→ **Trecho do documento**
-----

O sucesso do casamento pode vir da incerteza quanto ao final feliz

Muitos casais se apegam demais ao mito do final feliz no casamento difundido pelo cinema. Desejam-no tanto que têm medo de apontar defeitos no parceiro e enfrentar os problemas da relação. Desse modo, tendem ao fracasso. O sucesso de um relacionamento fica mais próximo de quem não se liga a tais fantasias e é capaz de construir a cada dia a união feliz. 


Por mais que os tempos mudem, a necessidade do final feliz para a relação amorosa ainda povoa o imaginário da maioria das pessoas. Se fosse um sonho de consumo, muitos gastariam até a última reserva para garantir o sucesso do casamento, fazendo valer a antiga frase “… e viveram felizes para sempre”.

Mas por que, a despeito de o amor eterno ser um grande desejo, boa parte dos casais se separa no primeiro ano de união? O que ocorre com tantas relações que terminam em grande decepção?

Desde a mais tenra idade, o ser humano se preocupa com o casamento, quer garantias de êxito, deseja o velho e bom final feliz. Quem já não ouviu, em festinhas infantis, crianças pequeninas especulando o Parabéns: ‘’ Com quem será que fulano vai casar?’’ A curiosidade começa cedo. Parece uma simples brincadeira, mas a criança já se mostra intrigada com a questão da escolha do parceiro e, mais do que isso, ocupa-se com jogos em que já vai elaborando a idéia de amar e ser amado. É o famoso ‘’ bem-me-quer ou mal-me-quer’’ da margaridinha.

Quanto a criança, tudo bem, ela precisa de algo concreto. É tudo ou nada. Ou quer ou não quer. Ou ama ou não ama. O problema é na vida adulta, quando a postura não muda. Se isso ocorre, o adulto também fica querendo essas garantias, hesita em colocar na balança o que gosta e o que não gosta no outro, não aguenta conviver com as próprias dúvidas sobre o parceiro.

Por conta disso, a maioria das pessoas que se diz apaixonada está apaixonada por uma ideia própria, não por uma pessoa. E é aí que a situação se complica. Os casais têm tanta necessidade desse final feliz que ‘‘ficam’’, namoram e se casam distantes do parceiro real e próximos de um parceiro imaginário, com absoluto horror ao questionamento. Tornam-se quase incapazes de ponderar o que vale e o que não vale a pena na relação. Querem a certeza do sucesso, convictos de que é a maior segurança contra uma separação. Engano.

Aí vem a decepção. Muitos pulam da crença para a descrença total. Na prática, a maioria casa imaginando que vai dar certo e apenas uma minoria se mobiliza de fato para conquistar uma relação duradoura e feliz. Mas e o que faz um casamento dar certo?

-----

→ **Atividade 1**
Devolva, do trecho sobre o final feliz no casamento, a parte entre "Quanto a criança, tudo" e "uma separação. Engano.", inclusive.
→ **Atividade 2**
Segundo o trecho sobre o final feliz no casamento, por quem está apaixonada a maioria das pessoas que se diz apaixonada?

-----

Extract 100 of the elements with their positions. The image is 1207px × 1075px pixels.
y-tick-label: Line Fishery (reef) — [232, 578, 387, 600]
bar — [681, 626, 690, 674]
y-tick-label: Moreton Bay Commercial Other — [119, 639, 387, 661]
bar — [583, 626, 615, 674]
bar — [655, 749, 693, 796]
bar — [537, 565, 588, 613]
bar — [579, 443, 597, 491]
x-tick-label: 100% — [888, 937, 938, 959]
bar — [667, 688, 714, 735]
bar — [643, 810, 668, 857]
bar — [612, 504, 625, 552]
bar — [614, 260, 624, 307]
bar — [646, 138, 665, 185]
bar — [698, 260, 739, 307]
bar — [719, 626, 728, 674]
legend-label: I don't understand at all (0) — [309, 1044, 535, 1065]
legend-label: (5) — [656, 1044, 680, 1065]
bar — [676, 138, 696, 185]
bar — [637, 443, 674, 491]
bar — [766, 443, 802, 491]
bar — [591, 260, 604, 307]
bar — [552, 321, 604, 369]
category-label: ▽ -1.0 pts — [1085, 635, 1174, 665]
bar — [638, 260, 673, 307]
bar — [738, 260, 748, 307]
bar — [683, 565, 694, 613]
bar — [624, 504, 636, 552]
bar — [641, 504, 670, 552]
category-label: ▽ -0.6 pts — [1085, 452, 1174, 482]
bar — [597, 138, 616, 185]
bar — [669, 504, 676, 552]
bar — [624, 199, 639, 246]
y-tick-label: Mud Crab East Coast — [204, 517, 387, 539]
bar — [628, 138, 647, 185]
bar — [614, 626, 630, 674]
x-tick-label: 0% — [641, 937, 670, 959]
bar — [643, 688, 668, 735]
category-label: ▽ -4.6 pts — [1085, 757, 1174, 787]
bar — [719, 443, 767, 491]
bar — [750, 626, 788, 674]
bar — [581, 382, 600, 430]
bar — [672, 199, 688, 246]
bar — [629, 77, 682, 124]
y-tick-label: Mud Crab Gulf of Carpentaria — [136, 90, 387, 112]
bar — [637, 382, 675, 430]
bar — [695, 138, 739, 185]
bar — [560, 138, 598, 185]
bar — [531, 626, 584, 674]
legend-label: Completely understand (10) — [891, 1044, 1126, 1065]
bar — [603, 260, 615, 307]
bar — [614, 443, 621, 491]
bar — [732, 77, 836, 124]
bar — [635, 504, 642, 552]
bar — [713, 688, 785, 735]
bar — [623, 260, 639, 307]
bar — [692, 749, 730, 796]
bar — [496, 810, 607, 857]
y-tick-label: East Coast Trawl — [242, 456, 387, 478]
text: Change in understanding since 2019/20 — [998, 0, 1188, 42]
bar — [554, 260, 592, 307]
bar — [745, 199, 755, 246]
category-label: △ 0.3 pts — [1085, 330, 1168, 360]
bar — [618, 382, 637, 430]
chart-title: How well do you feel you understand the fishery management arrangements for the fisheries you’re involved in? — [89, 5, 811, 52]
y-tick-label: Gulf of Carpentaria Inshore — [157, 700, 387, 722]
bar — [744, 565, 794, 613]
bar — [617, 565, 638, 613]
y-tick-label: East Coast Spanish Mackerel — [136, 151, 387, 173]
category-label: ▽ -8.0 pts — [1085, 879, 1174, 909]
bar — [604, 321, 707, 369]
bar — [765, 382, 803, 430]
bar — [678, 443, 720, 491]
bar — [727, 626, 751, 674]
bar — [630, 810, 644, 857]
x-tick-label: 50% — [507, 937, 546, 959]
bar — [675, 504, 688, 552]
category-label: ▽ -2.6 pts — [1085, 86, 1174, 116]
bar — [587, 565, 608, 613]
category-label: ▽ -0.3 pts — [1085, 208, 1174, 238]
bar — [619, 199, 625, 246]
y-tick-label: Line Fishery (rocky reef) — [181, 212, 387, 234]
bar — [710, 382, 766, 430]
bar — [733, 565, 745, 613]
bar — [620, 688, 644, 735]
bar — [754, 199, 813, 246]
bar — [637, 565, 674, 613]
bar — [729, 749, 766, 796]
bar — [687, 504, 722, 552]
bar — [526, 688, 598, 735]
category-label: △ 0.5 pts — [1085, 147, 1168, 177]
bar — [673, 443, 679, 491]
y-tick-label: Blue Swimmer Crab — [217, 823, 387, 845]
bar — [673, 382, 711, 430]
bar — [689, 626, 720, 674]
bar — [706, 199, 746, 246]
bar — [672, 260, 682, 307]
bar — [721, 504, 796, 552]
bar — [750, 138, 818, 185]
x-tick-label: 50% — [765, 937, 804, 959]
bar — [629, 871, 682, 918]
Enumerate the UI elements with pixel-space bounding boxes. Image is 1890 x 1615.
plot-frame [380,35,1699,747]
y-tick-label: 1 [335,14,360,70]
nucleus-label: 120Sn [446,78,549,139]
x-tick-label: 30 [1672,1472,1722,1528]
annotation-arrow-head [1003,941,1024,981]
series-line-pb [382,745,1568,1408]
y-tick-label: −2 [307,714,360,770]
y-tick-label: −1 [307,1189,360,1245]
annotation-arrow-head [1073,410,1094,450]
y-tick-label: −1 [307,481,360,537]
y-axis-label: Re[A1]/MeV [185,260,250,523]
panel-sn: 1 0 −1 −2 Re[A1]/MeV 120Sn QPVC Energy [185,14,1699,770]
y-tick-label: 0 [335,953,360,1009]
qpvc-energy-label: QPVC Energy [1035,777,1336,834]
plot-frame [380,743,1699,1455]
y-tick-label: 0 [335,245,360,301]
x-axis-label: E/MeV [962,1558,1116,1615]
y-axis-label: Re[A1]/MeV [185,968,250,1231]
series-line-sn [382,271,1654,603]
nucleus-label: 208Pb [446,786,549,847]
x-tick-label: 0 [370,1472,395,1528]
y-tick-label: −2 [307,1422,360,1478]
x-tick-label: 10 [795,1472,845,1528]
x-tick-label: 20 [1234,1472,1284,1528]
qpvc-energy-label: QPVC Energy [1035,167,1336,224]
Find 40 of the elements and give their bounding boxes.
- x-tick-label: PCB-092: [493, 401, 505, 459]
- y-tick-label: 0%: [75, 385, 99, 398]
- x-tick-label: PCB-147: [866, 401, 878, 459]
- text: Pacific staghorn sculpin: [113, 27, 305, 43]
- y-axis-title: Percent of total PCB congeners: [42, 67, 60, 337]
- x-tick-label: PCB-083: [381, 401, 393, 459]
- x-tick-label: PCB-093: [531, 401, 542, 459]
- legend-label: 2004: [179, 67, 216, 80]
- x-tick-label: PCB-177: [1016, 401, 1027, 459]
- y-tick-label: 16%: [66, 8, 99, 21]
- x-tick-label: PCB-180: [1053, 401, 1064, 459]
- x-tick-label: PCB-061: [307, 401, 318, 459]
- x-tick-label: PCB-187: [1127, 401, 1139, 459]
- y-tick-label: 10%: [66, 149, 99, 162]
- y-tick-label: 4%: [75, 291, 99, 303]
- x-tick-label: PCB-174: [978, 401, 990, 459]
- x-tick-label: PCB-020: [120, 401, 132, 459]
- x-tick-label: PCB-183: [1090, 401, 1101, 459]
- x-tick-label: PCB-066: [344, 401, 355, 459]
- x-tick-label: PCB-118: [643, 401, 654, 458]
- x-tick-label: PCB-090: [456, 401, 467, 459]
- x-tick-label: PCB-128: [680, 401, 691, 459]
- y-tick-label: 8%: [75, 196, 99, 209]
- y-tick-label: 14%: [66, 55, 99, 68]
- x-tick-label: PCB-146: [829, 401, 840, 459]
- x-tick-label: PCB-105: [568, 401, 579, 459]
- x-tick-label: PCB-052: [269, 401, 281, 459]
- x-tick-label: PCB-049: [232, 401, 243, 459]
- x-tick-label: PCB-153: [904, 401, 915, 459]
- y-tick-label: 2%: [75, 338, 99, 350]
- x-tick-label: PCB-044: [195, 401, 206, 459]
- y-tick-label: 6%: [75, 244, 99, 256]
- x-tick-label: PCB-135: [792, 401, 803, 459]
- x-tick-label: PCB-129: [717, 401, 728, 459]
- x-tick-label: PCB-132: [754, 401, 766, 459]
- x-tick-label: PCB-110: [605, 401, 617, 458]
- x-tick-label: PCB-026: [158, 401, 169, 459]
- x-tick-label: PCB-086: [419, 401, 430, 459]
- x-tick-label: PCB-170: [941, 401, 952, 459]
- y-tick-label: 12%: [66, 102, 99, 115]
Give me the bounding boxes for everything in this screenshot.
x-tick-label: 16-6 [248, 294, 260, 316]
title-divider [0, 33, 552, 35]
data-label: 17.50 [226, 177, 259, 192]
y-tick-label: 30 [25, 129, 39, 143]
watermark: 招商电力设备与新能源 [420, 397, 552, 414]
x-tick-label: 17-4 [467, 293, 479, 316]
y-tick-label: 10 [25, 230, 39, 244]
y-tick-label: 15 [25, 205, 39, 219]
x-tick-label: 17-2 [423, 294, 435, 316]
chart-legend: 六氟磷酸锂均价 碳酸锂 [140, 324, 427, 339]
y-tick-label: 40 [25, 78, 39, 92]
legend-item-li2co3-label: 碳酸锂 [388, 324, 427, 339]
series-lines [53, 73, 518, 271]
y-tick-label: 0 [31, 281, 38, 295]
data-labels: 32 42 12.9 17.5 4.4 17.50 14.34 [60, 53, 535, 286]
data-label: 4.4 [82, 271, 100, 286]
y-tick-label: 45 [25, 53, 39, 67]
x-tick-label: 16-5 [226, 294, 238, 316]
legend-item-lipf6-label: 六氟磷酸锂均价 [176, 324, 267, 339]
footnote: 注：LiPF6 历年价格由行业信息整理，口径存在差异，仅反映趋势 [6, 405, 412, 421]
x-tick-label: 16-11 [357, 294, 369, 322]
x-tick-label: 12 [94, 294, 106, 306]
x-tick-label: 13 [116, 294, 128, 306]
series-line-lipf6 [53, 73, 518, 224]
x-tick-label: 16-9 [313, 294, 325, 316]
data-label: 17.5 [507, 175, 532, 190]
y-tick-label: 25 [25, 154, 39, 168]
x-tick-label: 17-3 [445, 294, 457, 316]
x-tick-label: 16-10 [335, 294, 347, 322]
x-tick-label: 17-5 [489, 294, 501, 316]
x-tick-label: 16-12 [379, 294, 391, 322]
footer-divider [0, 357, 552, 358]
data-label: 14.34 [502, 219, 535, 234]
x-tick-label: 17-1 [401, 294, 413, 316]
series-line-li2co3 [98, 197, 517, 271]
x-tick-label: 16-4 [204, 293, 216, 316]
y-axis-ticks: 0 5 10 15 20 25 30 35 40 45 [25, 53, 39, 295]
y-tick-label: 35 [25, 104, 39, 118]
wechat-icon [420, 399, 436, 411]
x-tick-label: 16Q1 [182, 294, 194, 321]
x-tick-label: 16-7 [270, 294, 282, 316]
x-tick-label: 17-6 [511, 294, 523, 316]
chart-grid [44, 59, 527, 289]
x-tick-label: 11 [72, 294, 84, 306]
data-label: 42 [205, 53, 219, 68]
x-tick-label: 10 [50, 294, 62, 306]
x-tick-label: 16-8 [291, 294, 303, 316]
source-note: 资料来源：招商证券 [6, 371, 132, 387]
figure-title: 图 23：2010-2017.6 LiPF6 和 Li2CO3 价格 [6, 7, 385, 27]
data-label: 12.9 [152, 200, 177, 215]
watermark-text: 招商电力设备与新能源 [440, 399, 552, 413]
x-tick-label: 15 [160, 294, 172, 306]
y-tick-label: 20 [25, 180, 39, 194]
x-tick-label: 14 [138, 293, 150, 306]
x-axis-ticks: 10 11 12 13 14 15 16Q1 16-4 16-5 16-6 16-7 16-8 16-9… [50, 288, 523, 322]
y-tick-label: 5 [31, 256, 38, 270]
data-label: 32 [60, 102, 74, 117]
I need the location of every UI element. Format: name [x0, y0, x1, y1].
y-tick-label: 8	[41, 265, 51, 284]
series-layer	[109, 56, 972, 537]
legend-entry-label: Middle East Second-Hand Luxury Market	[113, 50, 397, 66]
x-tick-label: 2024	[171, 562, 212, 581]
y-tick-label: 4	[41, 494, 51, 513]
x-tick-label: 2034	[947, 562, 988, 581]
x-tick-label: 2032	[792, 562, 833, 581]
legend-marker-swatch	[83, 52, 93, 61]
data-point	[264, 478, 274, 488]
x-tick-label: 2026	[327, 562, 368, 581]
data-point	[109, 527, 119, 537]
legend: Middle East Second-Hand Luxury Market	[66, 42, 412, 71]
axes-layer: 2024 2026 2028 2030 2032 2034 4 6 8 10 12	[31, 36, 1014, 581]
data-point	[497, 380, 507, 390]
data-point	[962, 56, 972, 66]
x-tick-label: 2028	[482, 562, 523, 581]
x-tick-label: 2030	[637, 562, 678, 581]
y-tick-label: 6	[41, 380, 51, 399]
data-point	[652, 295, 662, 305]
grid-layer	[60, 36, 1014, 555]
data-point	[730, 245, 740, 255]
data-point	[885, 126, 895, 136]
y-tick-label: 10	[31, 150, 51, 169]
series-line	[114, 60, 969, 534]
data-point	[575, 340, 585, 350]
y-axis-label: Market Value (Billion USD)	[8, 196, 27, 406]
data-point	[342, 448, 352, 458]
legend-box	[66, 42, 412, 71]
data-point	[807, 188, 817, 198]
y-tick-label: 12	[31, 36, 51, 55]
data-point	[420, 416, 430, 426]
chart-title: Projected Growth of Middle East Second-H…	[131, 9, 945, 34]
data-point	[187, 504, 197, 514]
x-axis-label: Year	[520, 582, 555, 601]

-----

→ **Resultado da tarefa 1**
Quanto a criança, tudo bem, ela precisa de algo concreto. É tudo ou nada. Ou quer ou não quer. Ou ama ou não ama. O problema é na vida adulta, quando a postura não muda. Se isso ocorre, o adulto também fica querendo essas garantias, hesita em colocar na balança o que gosta e o que não gosta no outro, não aguenta conviver com as próprias dúvidas sobre o parceiro.

Por conta disso, a maioria das pessoas que se diz apaixonada está apaixonada por uma ideia própria, não por uma pessoa. E é aí que a situação se complica. Os casais têm tanta necessidade desse final feliz que ‘‘ficam’’, namoram e se casam distantes do parceiro real e próximos de um parceiro imaginário, com absoluto horror ao questionamento. Tornam-se quase incapazes de ponderar o que vale e o que não vale a pena na relação. Querem a certeza do sucesso, convictos de que é a maior segurança contra uma separação. Engano.

→ **Resultado da tarefa 2**
Por uma ideia própria, não por uma pessoa.